EXERCISE OBJECTIVE – Give all of the records again precisely, excluding whatever pictures they contain.

TASK DATA –
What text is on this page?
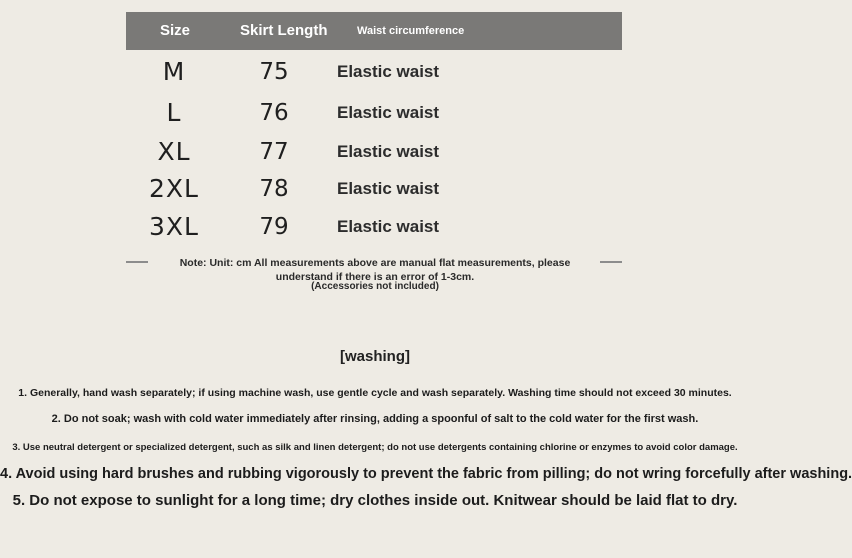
Size	Skirt Length	Waist circumference
M	75	Elastic waist
L	76	Elastic waist
XL	77	Elastic waist
2XL	78	Elastic waist
3XL	79	Elastic waist
Note: Unit: cm All measurements above are manual flat measurements, please understand if there is an error of 1-3cm.
(Accessories not included)
[washing]
1. Generally, hand wash separately; if using machine wash, use gentle cycle and wash separately. Washing time should not exceed 30 minutes.
2. Do not soak; wash with cold water immediately after rinsing, adding a spoonful of salt to the cold water for the first wash.
3. Use neutral detergent or specialized detergent, such as silk and linen detergent; do not use detergents containing chlorine or enzymes to avoid color damage.
4. Avoid using hard brushes and rubbing vigorously to prevent the fabric from pilling; do not wring forcefully after washing.
5. Do not expose to sunlight for a long time; dry clothes inside out. Knitwear should be laid flat to dry.
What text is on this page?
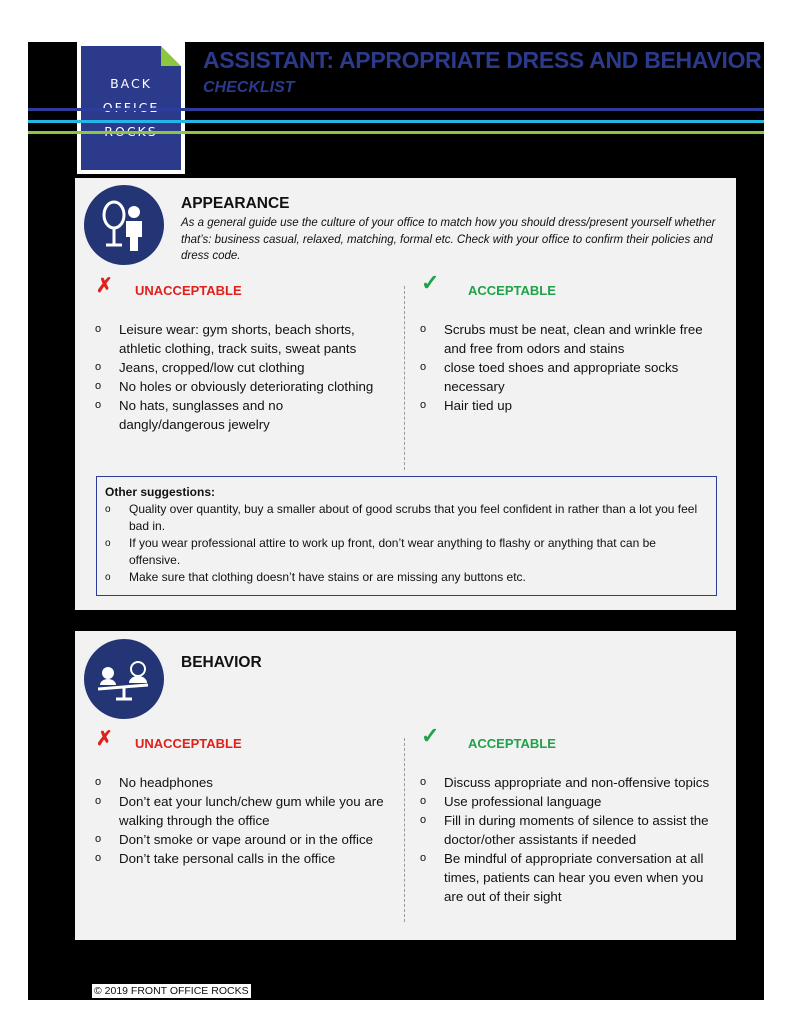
BACK
ASSISTANT: APPROPRIATE DRESS AND BEHAVIOR
CHECKLIST
APPEARANCE
As a general guide use the culture of your office to match how you should dress/present yourself whether that’s: business casual, relaxed, matching, formal etc. Check with your office to confirm their policies and dress code.
✗ UNACCEPTABLE	✓ ACCEPTABLE
o Leisure wear: gym shorts, beach shorts, athletic clothing, track suits, sweat pants
o Jeans, cropped/low cut clothing
o No holes or obviously deteriorating clothing
o No hats, sunglasses and no dangly/dangerous jewelry
o Scrubs must be neat, clean and wrinkle free and free from odors and stains
o close toed shoes and appropriate socks necessary
o Hair tied up
Other suggestions:
o Quality over quantity, buy a smaller about of good scrubs that you feel confident in rather than a lot you feel bad in.
o If you wear professional attire to work up front, don’t wear anything to flashy or anything that can be offensive.
o Make sure that clothing doesn’t have stains or are missing any buttons etc.
BEHAVIOR
✗ UNACCEPTABLE	✓ ACCEPTABLE
o No headphones
o Don’t eat your lunch/chew gum while you are walking through the office
o Don’t smoke or vape around or in the office
o Don’t take personal calls in the office
o Discuss appropriate and non-offensive topics
o Use professional language
o Fill in during moments of silence to assist the doctor/other assistants if needed
o Be mindful of appropriate conversation at all times, patients can hear you even when you are out of their sight
© 2019 FRONT OFFICE ROCKS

YOUR SOLUTION –
What text is on this page?
Size	Skirt Length	Waist circumference
M	75	Elastic waist
L	76	Elastic waist
XL	77	Elastic waist
2XL	78	Elastic waist
3XL	79	Elastic waist
Note: Unit: cm All measurements above are manual flat measurements, please understand if there is an error of 1-3cm.
(Accessories not included)
[washing]
1. Generally, hand wash separately; if using machine wash, use gentle cycle and wash separately. Washing time should not exceed 30 minutes.
2. Do not soak; wash with cold water immediately after rinsing, adding a spoonful of salt to the cold water for the first wash.
3. Use neutral detergent or specialized detergent, such as silk and linen detergent; do not use detergents containing chlorine or enzymes to avoid color damage.
4. Avoid using hard brushes and rubbing vigorously to prevent the fabric from pilling; do not wring forcefully after washing.
5. Do not expose to sunlight for a long time; dry clothes inside out. Knitwear should be laid flat to dry.
What text is on this page?
BACK
ASSISTANT: APPROPRIATE DRESS AND BEHAVIOR
CHECKLIST
APPEARANCE
As a general guide use the culture of your office to match how you should dress/present yourself whether that’s: business casual, relaxed, matching, formal etc. Check with your office to confirm their policies and dress code.
✗ UNACCEPTABLE	✓ ACCEPTABLE
o Leisure wear: gym shorts, beach shorts, athletic clothing, track suits, sweat pants
o Jeans, cropped/low cut clothing
o No holes or obviously deteriorating clothing
o No hats, sunglasses and no dangly/dangerous jewelry
o Scrubs must be neat, clean and wrinkle free and free from odors and stains
o close toed shoes and appropriate socks necessary
o Hair tied up
Other suggestions:
o Quality over quantity, buy a smaller about of good scrubs that you feel confident in rather than a lot you feel bad in.
o If you wear professional attire to work up front, don’t wear anything to flashy or anything that can be offensive.
o Make sure that clothing doesn’t have stains or are missing any buttons etc.
BEHAVIOR
✗ UNACCEPTABLE	✓ ACCEPTABLE
o No headphones
o Don’t eat your lunch/chew gum while you are walking through the office
o Don’t smoke or vape around or in the office
o Don’t take personal calls in the office
o Discuss appropriate and non-offensive topics
o Use professional language
o Fill in during moments of silence to assist the doctor/other assistants if needed
o Be mindful of appropriate conversation at all times, patients can hear you even when you are out of their sight
© 2019 FRONT OFFICE ROCKS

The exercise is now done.